───── Texte fourni ─────
Liège Il a fait moult voyages dans des pays situés sur la route des clandestins.

Murtadha, 44 ans, encourt 4 ans de prison pour son implication supposée dans un trafic d’êtres humains au départ de l’Irak, son pays d’origine.

En 2011, un père et sa fille ont déposé plainte pour menaces, à son encontre, à Namur. Ils ont expliqué que l’homme était un passeur de clandestins. Cette plainte n’aurait pas abouti.

En 2012, une deuxième plainte émanant des mêmes personnes est parvenue aux autorités. Ces personnes ont déclaré que Murtadha les avait séquestrées dans une maison et réclamait une somme complémentaire de 26 000 euros pour les avoir aidés à venir en Belgique.

Des perquisitions ont été réalisées chez Murtadha et son épouse. Les enquêteurs y ont trouvé 28 documents d’identité papier, 22 copies de passeports irakiens sur un ordinateur, des signatures, des billets d’avion et des documents avec de jeunes enfants âgés de 2 ou 3 ans.
─────
À faire:
a) Extrayez tel quel de l'article sur l'affaire de Murtadha le passage qui s'ouvre sur les mots contenant "En 2012, une" et se clôt sur "2 ou 3 ans.".
b) Prolongez l'article sur l'affaire de Murtadha à partir de sa dernière phrase.
Les entrées qui viennent ensuite n'ont aucun rapport avec l'article sur l'affaire de Murtadha.
───── Entrées répertoriées ─────
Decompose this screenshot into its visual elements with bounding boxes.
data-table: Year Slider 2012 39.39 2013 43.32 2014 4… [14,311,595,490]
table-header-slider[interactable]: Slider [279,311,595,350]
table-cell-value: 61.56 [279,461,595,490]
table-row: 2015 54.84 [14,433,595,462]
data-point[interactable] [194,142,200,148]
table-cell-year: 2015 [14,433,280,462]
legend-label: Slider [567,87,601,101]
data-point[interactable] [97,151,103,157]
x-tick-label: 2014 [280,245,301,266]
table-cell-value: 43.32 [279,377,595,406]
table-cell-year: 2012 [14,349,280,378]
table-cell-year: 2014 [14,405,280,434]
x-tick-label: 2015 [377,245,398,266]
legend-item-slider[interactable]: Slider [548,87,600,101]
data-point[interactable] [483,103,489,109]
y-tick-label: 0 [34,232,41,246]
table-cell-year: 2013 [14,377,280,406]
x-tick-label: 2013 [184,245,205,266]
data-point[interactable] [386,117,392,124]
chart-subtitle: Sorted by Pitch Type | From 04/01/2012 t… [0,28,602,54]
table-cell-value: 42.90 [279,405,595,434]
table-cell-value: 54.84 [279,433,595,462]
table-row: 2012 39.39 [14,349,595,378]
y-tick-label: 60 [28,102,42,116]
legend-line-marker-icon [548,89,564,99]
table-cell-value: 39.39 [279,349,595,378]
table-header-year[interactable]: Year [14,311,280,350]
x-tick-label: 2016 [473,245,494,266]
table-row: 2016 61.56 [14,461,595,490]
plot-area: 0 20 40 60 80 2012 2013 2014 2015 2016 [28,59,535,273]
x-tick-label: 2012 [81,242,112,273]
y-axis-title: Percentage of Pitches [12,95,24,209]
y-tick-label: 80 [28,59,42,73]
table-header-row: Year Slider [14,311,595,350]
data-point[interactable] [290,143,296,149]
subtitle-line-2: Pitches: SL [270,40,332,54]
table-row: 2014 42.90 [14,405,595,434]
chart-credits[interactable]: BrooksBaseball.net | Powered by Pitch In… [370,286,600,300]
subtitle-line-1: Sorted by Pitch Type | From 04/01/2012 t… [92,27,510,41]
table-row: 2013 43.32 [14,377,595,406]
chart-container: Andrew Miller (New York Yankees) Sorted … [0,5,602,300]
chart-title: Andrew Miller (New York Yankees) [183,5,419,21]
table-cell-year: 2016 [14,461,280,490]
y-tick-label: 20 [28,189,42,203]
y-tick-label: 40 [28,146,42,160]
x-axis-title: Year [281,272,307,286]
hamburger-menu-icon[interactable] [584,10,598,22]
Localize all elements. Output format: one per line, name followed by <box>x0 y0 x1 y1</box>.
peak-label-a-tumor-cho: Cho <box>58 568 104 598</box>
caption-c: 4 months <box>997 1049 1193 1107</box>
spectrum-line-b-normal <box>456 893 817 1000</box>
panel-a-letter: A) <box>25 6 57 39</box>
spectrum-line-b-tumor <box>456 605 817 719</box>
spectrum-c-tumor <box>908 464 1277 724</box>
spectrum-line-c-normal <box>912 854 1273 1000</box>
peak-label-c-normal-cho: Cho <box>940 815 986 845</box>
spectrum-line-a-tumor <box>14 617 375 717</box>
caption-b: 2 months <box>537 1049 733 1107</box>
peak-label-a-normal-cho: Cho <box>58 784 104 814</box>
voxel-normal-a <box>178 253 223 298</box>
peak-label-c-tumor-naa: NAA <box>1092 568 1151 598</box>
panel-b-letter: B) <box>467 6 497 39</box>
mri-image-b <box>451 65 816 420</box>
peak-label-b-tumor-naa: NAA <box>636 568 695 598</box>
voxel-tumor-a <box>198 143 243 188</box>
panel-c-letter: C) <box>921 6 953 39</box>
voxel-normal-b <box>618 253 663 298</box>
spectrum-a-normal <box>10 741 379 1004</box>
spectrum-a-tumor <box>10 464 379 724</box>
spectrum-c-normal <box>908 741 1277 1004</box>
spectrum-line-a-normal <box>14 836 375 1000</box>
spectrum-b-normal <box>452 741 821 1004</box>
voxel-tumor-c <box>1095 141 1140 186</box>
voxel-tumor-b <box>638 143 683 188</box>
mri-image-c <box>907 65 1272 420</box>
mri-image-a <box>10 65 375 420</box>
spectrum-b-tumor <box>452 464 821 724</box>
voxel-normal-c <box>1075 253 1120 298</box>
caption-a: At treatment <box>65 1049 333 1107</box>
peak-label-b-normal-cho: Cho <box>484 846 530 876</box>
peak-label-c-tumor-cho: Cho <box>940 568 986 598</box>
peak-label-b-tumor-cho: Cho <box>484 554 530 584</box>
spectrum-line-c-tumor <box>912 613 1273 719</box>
─────
Réponses numérotées:
a)
En 2012, une deuxième plainte émanant des mêmes personnes est parvenue aux autorités. Ces personnes ont déclaré que Murtadha les avait séquestrées dans une maison et réclamait une somme complémentaire de 26 000 euros pour les avoir aidés à venir en Belgique.

Des perquisitions ont été réalisées chez Murtadha et son épouse. Les enquêteurs y ont trouvé 28 documents d’identité papier, 22 copies de passeports irakiens sur un ordinateur, des signatures, des billets d’avion et des documents avec de jeunes enfants âgés de 2 ou 3 ans.

b)
Il est apparu que l’homme, qui touchait un peu plus de 1 000 euros par mois du CPAS, menait une vie qui n’était pas en rapport avec ses revenus. Ainsi, en une seule année, il a réalisé une dizaine de voyages dans des pays qui se trouvent sur la ligne des clandestins qui viennent en Europe au départ de l’Irak.

"Je suis agent de change pour la banque centrale d’Irak", a déclaré le prévenu. Le suspect a reçu des versements de plusieurs milliers d’euros sur son compte.

Le substitut a requis 4 ans de prison. La défense a plaidé l’acquittement au bénéfice du doute.